• [TASK DESCRIPTION]: Without altering anything, output the material below.

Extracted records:
** begin **
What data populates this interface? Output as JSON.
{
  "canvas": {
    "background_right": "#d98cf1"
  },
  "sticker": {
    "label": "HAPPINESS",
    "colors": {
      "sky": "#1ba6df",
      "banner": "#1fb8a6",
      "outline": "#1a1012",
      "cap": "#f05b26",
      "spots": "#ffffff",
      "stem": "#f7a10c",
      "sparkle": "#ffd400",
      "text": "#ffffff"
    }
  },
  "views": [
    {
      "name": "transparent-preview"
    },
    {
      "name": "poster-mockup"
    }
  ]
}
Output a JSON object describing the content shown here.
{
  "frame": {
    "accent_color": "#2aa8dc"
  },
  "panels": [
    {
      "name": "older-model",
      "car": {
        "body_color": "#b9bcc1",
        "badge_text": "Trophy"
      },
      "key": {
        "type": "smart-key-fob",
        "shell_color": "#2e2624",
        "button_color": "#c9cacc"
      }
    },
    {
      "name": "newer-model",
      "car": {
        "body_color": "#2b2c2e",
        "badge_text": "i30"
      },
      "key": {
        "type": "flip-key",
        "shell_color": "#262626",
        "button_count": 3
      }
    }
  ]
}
** end **
• [SOLVED PROBLEM]:
What data populates this interface? Output as JSON.
{
  "canvas": {
    "background_right": "#d98cf1"
  },
  "sticker": {
    "label": "HAPPINESS",
    "colors": {
      "sky": "#1ba6df",
      "banner": "#1fb8a6",
      "outline": "#1a1012",
      "cap": "#f05b26",
      "spots": "#ffffff",
      "stem": "#f7a10c",
      "sparkle": "#ffd400",
      "text": "#ffffff"
    }
  },
  "views": [
    {
      "name": "transparent-preview"
    },
    {
      "name": "poster-mockup"
    }
  ]
}
Output a JSON object describing the content shown here.
{
  "frame": {
    "accent_color": "#2aa8dc"
  },
  "panels": [
    {
      "name": "older-model",
      "car": {
        "body_color": "#b9bcc1",
        "badge_text": "Trophy"
      },
      "key": {
        "type": "smart-key-fob",
        "shell_color": "#2e2624",
        "button_color": "#c9cacc"
      }
    },
    {
      "name": "newer-model",
      "car": {
        "body_color": "#2b2c2e",
        "badge_text": "i30"
      },
      "key": {
        "type": "flip-key",
        "shell_color": "#262626",
        "button_count": 3
      }
    }
  ]
}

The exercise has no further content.